== GIVEN PROBLEM ==
Reproduce all the entries precisely.

== MATERIAL FOR THE TASK ==
============
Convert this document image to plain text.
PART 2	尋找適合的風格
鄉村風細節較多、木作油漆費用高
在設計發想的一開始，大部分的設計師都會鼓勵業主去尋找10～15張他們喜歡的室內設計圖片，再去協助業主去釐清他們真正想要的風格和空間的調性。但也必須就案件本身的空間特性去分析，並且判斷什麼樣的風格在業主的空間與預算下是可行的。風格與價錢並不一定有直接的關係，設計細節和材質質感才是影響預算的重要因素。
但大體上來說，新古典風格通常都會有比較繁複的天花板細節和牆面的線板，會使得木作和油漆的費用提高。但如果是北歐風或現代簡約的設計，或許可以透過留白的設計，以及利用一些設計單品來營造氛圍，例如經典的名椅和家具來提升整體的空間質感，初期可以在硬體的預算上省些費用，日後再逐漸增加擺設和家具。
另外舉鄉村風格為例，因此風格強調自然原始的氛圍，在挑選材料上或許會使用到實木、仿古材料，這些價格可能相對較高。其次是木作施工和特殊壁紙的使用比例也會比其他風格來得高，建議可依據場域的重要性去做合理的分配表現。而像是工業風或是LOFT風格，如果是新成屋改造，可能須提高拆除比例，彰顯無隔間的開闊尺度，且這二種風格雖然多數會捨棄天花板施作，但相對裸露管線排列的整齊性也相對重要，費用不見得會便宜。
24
============
== ANSWER IN FULL ==
Convert this document image to plain text.
PART 2	尋找適合的風格
鄉村風細節較多、木作油漆費用高
在設計發想的一開始，大部分的設計師都會鼓勵業主去尋找10～15張他們喜歡的室內設計圖片，再去協助業主去釐清他們真正想要的風格和空間的調性。但也必須就案件本身的空間特性去分析，並且判斷什麼樣的風格在業主的空間與預算下是可行的。風格與價錢並不一定有直接的關係，設計細節和材質質感才是影響預算的重要因素。
但大體上來說，新古典風格通常都會有比較繁複的天花板細節和牆面的線板，會使得木作和油漆的費用提高。但如果是北歐風或現代簡約的設計，或許可以透過留白的設計，以及利用一些設計單品來營造氛圍，例如經典的名椅和家具來提升整體的空間質感，初期可以在硬體的預算上省些費用，日後再逐漸增加擺設和家具。
另外舉鄉村風格為例，因此風格強調自然原始的氛圍，在挑選材料上或許會使用到實木、仿古材料，這些價格可能相對較高。其次是木作施工和特殊壁紙的使用比例也會比其他風格來得高，建議可依據場域的重要性去做合理的分配表現。而像是工業風或是LOFT風格，如果是新成屋改造，可能須提高拆除比例，彰顯無隔間的開闊尺度，且這二種風格雖然多數會捨棄天花板施作，但相對裸露管線排列的整齊性也相對重要，費用不見得會便宜。
24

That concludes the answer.